◆ Objective ◆
Set the data down again, exactly as it reads, but without the pictures.
=== Input for this task ===
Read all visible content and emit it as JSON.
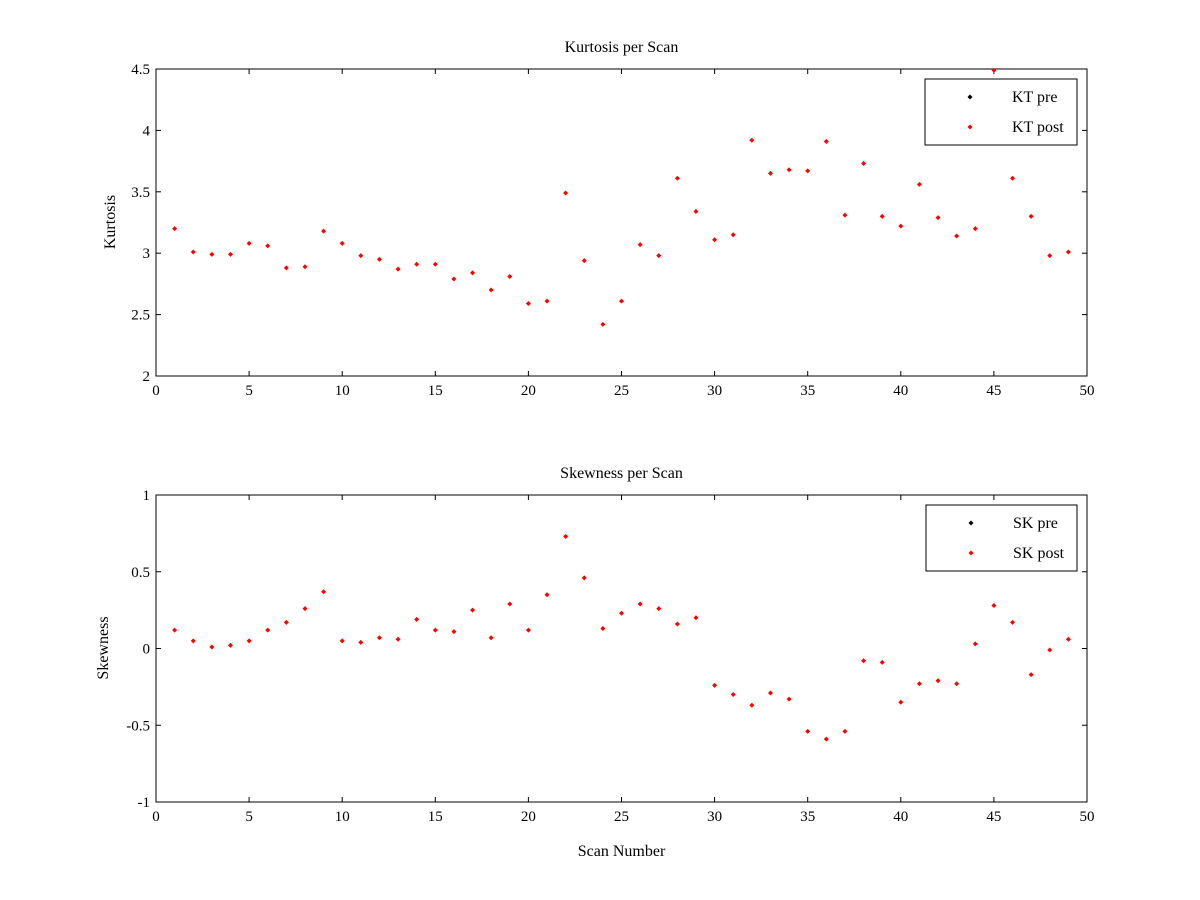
{
  "chart_data": [
    {
      "type": "scatter",
      "title": "Kurtosis per Scan",
      "xlabel": "",
      "ylabel": "Kurtosis",
      "xlim": [
        0,
        50
      ],
      "ylim": [
        2,
        4.5
      ],
      "xticks": [
        "0",
        "5",
        "10",
        "15",
        "20",
        "25",
        "30",
        "35",
        "40",
        "45",
        "50"
      ],
      "yticks": [
        "2",
        "2.5",
        "3",
        "3.5",
        "4",
        "4.5"
      ],
      "grid": false,
      "legend": "top-right",
      "series": [
        {
          "name": "KT pre",
          "color": "#000000",
          "x": [],
          "y": []
        },
        {
          "name": "KT post",
          "color": "#ff0000",
          "x": [
            1,
            2,
            3,
            4,
            5,
            6,
            7,
            8,
            9,
            10,
            11,
            12,
            13,
            14,
            15,
            16,
            17,
            18,
            19,
            20,
            21,
            22,
            23,
            24,
            25,
            26,
            27,
            28,
            29,
            30,
            31,
            32,
            33,
            34,
            35,
            36,
            37,
            38,
            39,
            40,
            41,
            42,
            43,
            44,
            45,
            46,
            47,
            48,
            49
          ],
          "y": [
            3.2,
            3.01,
            2.99,
            2.99,
            3.08,
            3.06,
            2.88,
            2.89,
            3.18,
            3.08,
            2.98,
            2.95,
            2.87,
            2.91,
            2.91,
            2.79,
            2.84,
            2.7,
            2.81,
            2.59,
            2.61,
            3.49,
            2.94,
            2.42,
            2.61,
            3.07,
            2.98,
            3.61,
            3.34,
            3.11,
            3.15,
            3.92,
            3.65,
            3.68,
            3.67,
            3.91,
            3.31,
            3.73,
            3.3,
            3.22,
            3.56,
            3.29,
            3.14,
            3.2,
            4.49,
            3.61,
            3.3,
            2.98,
            3.01
          ]
        }
      ]
    },
    {
      "type": "scatter",
      "title": "Skewness per Scan",
      "xlabel": "Scan Number",
      "ylabel": "Skewness",
      "xlim": [
        0,
        50
      ],
      "ylim": [
        -1,
        1
      ],
      "xticks": [
        "0",
        "5",
        "10",
        "15",
        "20",
        "25",
        "30",
        "35",
        "40",
        "45",
        "50"
      ],
      "yticks": [
        "-1",
        "-0.5",
        "0",
        "0.5",
        "1"
      ],
      "grid": false,
      "legend": "top-right",
      "series": [
        {
          "name": "SK pre",
          "color": "#000000",
          "x": [],
          "y": []
        },
        {
          "name": "SK post",
          "color": "#ff0000",
          "x": [
            1,
            2,
            3,
            4,
            5,
            6,
            7,
            8,
            9,
            10,
            11,
            12,
            13,
            14,
            15,
            16,
            17,
            18,
            19,
            20,
            21,
            22,
            23,
            24,
            25,
            26,
            27,
            28,
            29,
            30,
            31,
            32,
            33,
            34,
            35,
            36,
            37,
            38,
            39,
            40,
            41,
            42,
            43,
            44,
            45,
            46,
            47,
            48,
            49
          ],
          "y": [
            0.12,
            0.05,
            0.01,
            0.02,
            0.05,
            0.12,
            0.17,
            0.26,
            0.37,
            0.05,
            0.04,
            0.07,
            0.06,
            0.19,
            0.12,
            0.11,
            0.25,
            0.07,
            0.29,
            0.12,
            0.35,
            0.73,
            0.46,
            0.13,
            0.23,
            0.29,
            0.26,
            0.16,
            0.2,
            -0.24,
            -0.3,
            -0.37,
            -0.29,
            -0.33,
            -0.54,
            -0.59,
            -0.54,
            -0.08,
            -0.09,
            -0.35,
            -0.23,
            -0.21,
            -0.23,
            0.03,
            0.28,
            0.17,
            -0.17,
            -0.01,
            0.06
          ]
        }
      ]
    }
  ]
}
===
◆ The output ◆
Read all visible content and emit it as JSON.
{
  "chart_data": [
    {
      "type": "scatter",
      "title": "Kurtosis per Scan",
      "xlabel": "",
      "ylabel": "Kurtosis",
      "xlim": [
        0,
        50
      ],
      "ylim": [
        2,
        4.5
      ],
      "xticks": [
        "0",
        "5",
        "10",
        "15",
        "20",
        "25",
        "30",
        "35",
        "40",
        "45",
        "50"
      ],
      "yticks": [
        "2",
        "2.5",
        "3",
        "3.5",
        "4",
        "4.5"
      ],
      "grid": false,
      "legend": "top-right",
      "series": [
        {
          "name": "KT pre",
          "color": "#000000",
          "x": [],
          "y": []
        },
        {
          "name": "KT post",
          "color": "#ff0000",
          "x": [
            1,
            2,
            3,
            4,
            5,
            6,
            7,
            8,
            9,
            10,
            11,
            12,
            13,
            14,
            15,
            16,
            17,
            18,
            19,
            20,
            21,
            22,
            23,
            24,
            25,
            26,
            27,
            28,
            29,
            30,
            31,
            32,
            33,
            34,
            35,
            36,
            37,
            38,
            39,
            40,
            41,
            42,
            43,
            44,
            45,
            46,
            47,
            48,
            49
          ],
          "y": [
            3.2,
            3.01,
            2.99,
            2.99,
            3.08,
            3.06,
            2.88,
            2.89,
            3.18,
            3.08,
            2.98,
            2.95,
            2.87,
            2.91,
            2.91,
            2.79,
            2.84,
            2.7,
            2.81,
            2.59,
            2.61,
            3.49,
            2.94,
            2.42,
            2.61,
            3.07,
            2.98,
            3.61,
            3.34,
            3.11,
            3.15,
            3.92,
            3.65,
            3.68,
            3.67,
            3.91,
            3.31,
            3.73,
            3.3,
            3.22,
            3.56,
            3.29,
            3.14,
            3.2,
            4.49,
            3.61,
            3.3,
            2.98,
            3.01
          ]
        }
      ]
    },
    {
      "type": "scatter",
      "title": "Skewness per Scan",
      "xlabel": "Scan Number",
      "ylabel": "Skewness",
      "xlim": [
        0,
        50
      ],
      "ylim": [
        -1,
        1
      ],
      "xticks": [
        "0",
        "5",
        "10",
        "15",
        "20",
        "25",
        "30",
        "35",
        "40",
        "45",
        "50"
      ],
      "yticks": [
        "-1",
        "-0.5",
        "0",
        "0.5",
        "1"
      ],
      "grid": false,
      "legend": "top-right",
      "series": [
        {
          "name": "SK pre",
          "color": "#000000",
          "x": [],
          "y": []
        },
        {
          "name": "SK post",
          "color": "#ff0000",
          "x": [
            1,
            2,
            3,
            4,
            5,
            6,
            7,
            8,
            9,
            10,
            11,
            12,
            13,
            14,
            15,
            16,
            17,
            18,
            19,
            20,
            21,
            22,
            23,
            24,
            25,
            26,
            27,
            28,
            29,
            30,
            31,
            32,
            33,
            34,
            35,
            36,
            37,
            38,
            39,
            40,
            41,
            42,
            43,
            44,
            45,
            46,
            47,
            48,
            49
          ],
          "y": [
            0.12,
            0.05,
            0.01,
            0.02,
            0.05,
            0.12,
            0.17,
            0.26,
            0.37,
            0.05,
            0.04,
            0.07,
            0.06,
            0.19,
            0.12,
            0.11,
            0.25,
            0.07,
            0.29,
            0.12,
            0.35,
            0.73,
            0.46,
            0.13,
            0.23,
            0.29,
            0.26,
            0.16,
            0.2,
            -0.24,
            -0.3,
            -0.37,
            -0.29,
            -0.33,
            -0.54,
            -0.59,
            -0.54,
            -0.08,
            -0.09,
            -0.35,
            -0.23,
            -0.21,
            -0.23,
            0.03,
            0.28,
            0.17,
            -0.17,
            -0.01,
            0.06
          ]
        }
      ]
    }
  ]
}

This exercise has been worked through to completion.